Exercise aim:
Read through the entries below and return each line with the word "demandes".
-----
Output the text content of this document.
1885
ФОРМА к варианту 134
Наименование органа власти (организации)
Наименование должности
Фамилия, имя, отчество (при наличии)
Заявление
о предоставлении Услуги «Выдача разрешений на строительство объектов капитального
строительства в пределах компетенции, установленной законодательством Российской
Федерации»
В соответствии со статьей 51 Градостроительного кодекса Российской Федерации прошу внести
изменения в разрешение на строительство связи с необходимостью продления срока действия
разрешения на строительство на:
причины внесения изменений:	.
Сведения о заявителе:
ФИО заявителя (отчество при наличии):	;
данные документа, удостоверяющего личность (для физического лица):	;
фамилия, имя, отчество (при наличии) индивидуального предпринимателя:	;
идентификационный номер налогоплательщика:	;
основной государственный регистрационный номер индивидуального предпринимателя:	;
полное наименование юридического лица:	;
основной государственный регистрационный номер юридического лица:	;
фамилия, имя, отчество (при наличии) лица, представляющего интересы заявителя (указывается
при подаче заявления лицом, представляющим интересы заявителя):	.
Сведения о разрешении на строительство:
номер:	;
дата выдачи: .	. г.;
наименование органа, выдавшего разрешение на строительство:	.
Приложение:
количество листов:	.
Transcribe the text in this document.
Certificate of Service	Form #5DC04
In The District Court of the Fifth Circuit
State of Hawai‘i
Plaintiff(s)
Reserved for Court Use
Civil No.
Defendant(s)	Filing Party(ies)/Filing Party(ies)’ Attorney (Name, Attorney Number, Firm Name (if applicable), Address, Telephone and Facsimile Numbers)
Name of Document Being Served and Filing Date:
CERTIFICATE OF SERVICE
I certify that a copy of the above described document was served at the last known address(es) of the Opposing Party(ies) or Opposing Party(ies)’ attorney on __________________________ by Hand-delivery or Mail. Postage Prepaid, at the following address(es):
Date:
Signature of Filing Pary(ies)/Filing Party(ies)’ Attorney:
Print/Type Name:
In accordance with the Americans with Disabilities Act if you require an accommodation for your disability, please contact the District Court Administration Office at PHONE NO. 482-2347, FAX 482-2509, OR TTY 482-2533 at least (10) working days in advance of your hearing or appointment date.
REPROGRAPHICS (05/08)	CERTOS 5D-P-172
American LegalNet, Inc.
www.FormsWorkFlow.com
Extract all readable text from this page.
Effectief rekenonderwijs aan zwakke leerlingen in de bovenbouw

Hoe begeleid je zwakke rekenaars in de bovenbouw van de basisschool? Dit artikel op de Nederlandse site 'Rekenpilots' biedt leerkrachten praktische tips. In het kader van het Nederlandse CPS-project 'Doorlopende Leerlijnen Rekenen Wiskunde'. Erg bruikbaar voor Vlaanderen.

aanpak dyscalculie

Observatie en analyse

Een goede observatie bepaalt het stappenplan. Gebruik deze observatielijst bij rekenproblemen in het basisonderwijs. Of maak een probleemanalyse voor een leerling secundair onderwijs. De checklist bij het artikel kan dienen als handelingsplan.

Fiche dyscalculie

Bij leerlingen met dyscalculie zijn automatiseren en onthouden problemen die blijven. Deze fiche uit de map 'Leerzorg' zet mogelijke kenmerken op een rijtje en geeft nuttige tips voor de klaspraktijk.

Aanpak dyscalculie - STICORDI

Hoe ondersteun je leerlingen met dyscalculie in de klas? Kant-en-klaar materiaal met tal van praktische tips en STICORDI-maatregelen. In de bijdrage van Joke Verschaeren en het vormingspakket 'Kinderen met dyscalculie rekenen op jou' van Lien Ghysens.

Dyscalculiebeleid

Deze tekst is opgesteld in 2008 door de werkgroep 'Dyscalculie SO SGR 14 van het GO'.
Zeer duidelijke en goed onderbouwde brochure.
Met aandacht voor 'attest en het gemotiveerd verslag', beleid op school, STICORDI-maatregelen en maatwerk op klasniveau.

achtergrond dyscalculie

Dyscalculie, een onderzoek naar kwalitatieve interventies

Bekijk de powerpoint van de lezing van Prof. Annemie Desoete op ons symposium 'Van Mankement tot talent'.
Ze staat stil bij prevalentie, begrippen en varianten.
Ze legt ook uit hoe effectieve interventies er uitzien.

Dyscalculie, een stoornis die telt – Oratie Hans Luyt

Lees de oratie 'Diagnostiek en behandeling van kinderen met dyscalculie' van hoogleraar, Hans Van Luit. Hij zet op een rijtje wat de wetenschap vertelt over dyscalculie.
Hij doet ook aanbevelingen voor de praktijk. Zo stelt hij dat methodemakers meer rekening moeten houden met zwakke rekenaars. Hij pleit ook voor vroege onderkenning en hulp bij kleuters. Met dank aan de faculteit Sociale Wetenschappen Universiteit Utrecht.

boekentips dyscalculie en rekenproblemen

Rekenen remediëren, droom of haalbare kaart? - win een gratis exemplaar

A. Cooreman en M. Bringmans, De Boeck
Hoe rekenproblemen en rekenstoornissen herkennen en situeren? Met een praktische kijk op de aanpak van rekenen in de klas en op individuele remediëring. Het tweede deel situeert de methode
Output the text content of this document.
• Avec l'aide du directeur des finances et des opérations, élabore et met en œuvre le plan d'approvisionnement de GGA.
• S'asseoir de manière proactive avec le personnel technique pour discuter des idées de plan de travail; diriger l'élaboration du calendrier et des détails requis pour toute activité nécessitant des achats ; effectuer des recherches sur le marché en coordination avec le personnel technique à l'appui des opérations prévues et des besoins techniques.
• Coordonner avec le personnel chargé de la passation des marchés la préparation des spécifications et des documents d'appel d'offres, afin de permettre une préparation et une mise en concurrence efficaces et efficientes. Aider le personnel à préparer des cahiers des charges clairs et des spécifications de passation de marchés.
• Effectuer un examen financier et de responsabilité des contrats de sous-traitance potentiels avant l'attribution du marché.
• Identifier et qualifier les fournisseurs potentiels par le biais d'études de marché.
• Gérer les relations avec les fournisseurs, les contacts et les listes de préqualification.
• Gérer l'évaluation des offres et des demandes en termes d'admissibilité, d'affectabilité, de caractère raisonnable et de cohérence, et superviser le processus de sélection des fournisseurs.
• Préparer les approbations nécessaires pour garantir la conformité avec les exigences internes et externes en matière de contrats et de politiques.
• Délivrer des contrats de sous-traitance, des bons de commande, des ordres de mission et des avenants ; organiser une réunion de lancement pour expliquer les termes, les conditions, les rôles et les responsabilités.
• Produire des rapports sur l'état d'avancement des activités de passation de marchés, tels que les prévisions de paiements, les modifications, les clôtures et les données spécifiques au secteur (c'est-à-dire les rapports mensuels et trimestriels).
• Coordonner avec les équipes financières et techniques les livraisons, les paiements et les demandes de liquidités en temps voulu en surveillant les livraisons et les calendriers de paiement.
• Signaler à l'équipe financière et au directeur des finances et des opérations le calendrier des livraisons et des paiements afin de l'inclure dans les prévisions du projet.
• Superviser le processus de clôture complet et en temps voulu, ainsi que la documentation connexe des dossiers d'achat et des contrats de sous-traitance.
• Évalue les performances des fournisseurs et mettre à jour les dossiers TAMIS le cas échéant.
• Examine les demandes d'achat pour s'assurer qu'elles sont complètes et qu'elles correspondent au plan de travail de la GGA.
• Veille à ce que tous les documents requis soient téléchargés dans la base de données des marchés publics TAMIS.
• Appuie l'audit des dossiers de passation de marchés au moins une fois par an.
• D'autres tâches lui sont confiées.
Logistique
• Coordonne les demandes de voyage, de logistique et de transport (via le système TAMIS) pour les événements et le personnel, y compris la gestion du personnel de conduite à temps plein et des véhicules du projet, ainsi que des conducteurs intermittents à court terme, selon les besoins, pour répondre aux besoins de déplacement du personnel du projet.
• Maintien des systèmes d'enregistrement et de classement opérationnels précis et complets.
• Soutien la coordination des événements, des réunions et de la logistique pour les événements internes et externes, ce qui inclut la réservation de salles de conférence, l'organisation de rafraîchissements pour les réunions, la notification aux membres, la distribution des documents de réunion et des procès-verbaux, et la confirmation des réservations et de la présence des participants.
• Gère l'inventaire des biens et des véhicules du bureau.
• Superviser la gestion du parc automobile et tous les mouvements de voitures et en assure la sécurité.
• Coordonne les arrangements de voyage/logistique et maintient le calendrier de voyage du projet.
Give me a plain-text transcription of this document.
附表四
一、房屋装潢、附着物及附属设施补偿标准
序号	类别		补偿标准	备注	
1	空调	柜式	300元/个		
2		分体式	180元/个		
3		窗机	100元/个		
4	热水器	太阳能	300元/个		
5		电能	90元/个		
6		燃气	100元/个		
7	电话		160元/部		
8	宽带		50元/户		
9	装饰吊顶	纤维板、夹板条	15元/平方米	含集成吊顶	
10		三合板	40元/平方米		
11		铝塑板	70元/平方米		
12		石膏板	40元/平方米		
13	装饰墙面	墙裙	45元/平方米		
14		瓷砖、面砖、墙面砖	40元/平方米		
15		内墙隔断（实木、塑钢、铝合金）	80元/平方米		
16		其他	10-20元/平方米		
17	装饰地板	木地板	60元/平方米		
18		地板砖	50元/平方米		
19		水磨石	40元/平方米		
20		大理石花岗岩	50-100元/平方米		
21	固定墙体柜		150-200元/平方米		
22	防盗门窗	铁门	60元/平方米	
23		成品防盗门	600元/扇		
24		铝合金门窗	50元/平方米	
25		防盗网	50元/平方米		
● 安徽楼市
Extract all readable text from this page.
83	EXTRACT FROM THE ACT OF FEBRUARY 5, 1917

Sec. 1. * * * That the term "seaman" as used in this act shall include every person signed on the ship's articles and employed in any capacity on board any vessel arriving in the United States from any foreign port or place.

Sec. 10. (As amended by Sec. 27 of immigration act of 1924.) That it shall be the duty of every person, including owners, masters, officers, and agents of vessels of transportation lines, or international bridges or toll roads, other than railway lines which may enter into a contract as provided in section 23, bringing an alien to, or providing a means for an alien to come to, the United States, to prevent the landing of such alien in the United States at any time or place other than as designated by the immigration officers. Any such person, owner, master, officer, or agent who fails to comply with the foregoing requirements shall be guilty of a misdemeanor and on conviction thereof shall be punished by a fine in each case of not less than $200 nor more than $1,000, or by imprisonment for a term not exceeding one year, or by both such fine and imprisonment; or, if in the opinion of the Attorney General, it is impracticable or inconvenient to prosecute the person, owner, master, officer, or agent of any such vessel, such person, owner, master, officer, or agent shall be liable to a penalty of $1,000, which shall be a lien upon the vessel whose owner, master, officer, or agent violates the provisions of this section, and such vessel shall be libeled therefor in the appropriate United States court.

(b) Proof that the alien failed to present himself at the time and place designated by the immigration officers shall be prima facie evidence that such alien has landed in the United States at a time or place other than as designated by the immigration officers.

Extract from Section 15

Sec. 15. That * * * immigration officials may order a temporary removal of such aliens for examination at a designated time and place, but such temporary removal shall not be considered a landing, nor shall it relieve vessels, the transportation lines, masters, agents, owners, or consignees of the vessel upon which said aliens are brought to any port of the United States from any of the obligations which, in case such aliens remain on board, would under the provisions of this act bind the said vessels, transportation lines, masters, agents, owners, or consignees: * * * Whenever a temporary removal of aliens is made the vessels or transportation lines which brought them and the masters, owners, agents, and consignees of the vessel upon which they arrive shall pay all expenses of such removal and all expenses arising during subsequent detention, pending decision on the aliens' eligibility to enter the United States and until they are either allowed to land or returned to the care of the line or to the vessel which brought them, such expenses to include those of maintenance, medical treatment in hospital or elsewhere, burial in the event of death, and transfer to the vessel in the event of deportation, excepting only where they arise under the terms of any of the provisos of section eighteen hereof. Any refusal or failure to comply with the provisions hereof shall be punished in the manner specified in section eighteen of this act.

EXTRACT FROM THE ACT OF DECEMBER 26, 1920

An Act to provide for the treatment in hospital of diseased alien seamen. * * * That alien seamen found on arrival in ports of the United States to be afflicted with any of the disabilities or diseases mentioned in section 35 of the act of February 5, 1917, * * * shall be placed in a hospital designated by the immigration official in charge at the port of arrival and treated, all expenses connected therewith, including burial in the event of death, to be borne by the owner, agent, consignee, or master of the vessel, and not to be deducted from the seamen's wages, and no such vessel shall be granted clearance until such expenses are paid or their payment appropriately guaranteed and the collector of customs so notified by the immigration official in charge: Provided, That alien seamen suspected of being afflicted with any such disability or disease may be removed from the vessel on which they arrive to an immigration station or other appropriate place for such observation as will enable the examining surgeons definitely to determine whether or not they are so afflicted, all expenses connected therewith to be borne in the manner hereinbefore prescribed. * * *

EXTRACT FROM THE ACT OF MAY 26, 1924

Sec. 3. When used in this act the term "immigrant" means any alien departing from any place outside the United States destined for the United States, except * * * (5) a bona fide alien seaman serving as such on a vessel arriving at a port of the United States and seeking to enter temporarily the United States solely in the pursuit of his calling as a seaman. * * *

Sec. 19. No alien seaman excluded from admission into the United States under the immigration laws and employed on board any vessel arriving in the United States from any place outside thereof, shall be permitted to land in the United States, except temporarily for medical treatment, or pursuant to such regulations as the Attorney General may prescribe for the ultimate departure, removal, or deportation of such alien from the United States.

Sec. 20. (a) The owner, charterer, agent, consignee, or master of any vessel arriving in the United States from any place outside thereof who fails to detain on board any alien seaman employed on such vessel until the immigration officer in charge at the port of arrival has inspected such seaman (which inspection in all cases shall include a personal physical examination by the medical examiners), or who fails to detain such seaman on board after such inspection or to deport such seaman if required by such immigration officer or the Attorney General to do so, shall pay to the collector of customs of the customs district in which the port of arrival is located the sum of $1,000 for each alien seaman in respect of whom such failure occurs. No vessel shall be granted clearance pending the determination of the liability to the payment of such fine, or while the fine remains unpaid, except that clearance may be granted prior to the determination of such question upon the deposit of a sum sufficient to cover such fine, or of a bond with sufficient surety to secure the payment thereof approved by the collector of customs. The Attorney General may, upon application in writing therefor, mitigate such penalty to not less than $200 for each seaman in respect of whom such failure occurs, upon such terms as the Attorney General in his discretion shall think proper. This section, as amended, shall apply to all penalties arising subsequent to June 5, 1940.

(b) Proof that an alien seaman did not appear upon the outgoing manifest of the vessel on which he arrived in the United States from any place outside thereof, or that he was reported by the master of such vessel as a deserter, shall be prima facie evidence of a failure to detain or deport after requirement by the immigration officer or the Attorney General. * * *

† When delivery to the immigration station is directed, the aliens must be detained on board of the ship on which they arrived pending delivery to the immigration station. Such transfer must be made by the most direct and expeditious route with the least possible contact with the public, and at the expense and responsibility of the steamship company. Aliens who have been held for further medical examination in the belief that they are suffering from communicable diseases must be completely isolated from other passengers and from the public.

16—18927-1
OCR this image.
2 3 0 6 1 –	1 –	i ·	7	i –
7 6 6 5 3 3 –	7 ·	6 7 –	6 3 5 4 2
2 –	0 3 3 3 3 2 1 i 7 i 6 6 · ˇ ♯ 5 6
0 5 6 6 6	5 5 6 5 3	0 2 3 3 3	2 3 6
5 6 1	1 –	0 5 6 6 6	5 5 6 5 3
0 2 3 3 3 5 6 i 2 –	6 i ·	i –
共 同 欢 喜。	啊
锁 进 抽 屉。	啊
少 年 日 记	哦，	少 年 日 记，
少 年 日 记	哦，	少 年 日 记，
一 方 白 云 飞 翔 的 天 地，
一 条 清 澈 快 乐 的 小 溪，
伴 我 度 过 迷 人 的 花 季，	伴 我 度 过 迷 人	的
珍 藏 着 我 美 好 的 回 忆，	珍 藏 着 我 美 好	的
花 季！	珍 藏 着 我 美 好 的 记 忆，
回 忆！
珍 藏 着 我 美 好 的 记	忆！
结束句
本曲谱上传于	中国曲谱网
-----
Answer to this exercise:
• Gérer l'évaluation des offres et des demandes en termes d'admissibilité, d'affectabilité, de caractère raisonnable et de cohérence, et superviser le processus de sélection des fournisseurs.
• Coordonner avec les équipes financières et techniques les livraisons, les paiements et les demandes de liquidités en temps voulu en surveillant les livraisons et les calendriers de paiement.
• Examine les demandes d'achat pour s'assurer qu'elles sont complètes et qu'elles correspondent au plan de travail de la GGA.
• Coordonne les demandes de voyage, de logistique et de transport (via le système TAMIS) pour les événements et le personnel, y compris la gestion du personnel de conduite à temps plein et des véhicules du projet, ainsi que des conducteurs intermittents à court terme, selon les besoins, pour répondre aux besoins de déplacement du personnel du projet.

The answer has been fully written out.